_SHORT TASK_. Identify each line containing the word "Pascal" and copy it.
*** MATERIAL SHOWN ***
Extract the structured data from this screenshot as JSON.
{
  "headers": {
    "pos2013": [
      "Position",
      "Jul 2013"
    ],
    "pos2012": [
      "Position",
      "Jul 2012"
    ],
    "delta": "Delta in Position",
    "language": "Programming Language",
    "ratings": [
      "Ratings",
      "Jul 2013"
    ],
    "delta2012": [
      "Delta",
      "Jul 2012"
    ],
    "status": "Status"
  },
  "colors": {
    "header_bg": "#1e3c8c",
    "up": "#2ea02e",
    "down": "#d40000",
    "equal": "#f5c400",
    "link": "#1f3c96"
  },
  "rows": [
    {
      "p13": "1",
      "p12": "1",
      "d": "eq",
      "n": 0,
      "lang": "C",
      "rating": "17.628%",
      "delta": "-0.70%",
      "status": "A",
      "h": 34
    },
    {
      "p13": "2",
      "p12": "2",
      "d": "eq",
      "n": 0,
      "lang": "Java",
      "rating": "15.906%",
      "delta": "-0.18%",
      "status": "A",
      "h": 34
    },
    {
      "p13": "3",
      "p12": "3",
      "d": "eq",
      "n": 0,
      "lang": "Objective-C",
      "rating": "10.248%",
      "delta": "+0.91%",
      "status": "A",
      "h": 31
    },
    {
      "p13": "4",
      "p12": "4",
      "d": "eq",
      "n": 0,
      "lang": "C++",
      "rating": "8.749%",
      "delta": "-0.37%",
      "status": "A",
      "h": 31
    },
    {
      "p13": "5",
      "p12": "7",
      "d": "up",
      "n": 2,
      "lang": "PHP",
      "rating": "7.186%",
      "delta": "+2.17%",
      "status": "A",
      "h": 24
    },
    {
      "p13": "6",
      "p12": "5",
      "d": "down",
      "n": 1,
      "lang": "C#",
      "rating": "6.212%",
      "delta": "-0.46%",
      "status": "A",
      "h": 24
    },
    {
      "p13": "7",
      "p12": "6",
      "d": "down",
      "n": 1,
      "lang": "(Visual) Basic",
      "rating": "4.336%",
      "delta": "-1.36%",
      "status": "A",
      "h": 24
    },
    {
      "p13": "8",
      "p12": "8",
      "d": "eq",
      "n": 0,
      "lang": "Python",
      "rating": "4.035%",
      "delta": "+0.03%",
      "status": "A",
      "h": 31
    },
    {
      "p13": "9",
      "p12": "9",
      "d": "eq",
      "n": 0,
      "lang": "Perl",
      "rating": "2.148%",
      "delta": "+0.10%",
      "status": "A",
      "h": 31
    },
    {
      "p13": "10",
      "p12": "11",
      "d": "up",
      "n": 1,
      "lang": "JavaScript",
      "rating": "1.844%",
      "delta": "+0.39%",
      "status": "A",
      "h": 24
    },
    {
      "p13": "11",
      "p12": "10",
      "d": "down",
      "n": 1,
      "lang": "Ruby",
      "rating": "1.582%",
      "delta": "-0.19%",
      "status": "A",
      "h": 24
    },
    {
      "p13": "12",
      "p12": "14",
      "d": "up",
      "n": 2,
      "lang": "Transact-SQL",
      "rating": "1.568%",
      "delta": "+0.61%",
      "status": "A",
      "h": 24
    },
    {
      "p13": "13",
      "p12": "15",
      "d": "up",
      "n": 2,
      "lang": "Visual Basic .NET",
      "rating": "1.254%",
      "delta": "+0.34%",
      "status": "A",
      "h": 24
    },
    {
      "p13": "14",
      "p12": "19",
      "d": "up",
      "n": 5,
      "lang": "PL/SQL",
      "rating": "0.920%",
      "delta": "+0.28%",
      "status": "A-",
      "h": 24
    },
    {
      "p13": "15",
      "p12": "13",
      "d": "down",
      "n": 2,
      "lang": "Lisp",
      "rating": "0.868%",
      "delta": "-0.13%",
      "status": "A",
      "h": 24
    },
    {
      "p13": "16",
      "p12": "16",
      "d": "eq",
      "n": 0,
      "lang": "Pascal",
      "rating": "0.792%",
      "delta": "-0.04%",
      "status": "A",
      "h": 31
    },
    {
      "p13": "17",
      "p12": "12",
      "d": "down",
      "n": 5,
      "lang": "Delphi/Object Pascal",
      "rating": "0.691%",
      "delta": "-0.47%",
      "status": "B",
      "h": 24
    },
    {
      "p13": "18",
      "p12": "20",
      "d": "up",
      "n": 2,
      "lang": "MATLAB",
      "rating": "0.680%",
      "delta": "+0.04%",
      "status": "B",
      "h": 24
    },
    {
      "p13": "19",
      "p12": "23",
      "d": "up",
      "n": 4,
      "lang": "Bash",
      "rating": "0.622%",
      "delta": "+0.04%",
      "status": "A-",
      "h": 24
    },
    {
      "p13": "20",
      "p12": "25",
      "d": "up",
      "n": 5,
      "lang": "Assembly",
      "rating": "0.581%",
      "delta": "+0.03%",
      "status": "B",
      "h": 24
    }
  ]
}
***
*** MATERIAL SHOWN ***
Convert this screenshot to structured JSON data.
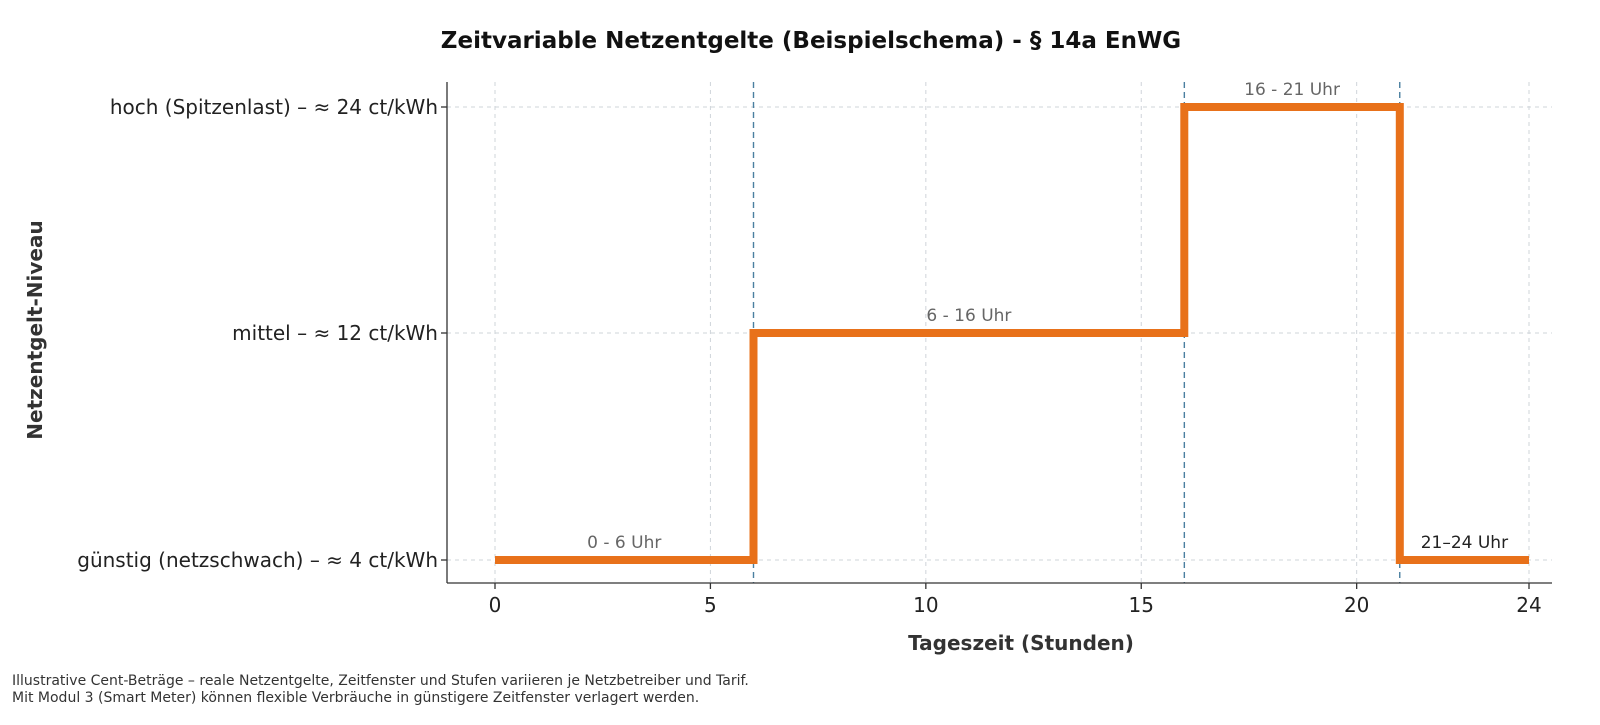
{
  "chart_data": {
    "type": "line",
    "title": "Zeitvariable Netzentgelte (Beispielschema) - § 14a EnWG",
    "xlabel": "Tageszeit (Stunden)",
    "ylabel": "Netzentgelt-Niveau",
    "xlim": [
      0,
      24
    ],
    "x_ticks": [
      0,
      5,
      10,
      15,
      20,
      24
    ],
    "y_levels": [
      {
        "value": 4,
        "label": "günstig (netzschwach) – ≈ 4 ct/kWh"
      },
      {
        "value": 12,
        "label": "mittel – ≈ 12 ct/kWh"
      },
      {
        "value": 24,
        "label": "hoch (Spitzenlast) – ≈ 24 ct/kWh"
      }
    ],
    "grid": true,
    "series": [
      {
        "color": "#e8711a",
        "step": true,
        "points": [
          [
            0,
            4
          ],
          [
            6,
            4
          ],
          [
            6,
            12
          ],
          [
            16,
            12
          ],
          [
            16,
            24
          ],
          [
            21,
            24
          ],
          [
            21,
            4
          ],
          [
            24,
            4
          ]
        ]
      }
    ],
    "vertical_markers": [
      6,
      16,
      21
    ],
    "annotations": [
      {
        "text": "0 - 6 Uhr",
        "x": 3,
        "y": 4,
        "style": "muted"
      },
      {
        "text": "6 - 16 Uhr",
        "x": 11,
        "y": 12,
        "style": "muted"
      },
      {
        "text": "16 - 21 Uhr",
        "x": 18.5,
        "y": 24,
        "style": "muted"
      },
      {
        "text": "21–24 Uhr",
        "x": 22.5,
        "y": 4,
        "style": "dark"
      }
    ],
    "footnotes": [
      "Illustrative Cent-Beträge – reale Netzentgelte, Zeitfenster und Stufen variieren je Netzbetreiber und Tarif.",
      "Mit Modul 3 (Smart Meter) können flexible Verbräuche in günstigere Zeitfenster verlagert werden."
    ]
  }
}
***
_RESPONSE BELOW_.
      "lang": "Pascal",
      "lang": "Delphi/Object Pascal",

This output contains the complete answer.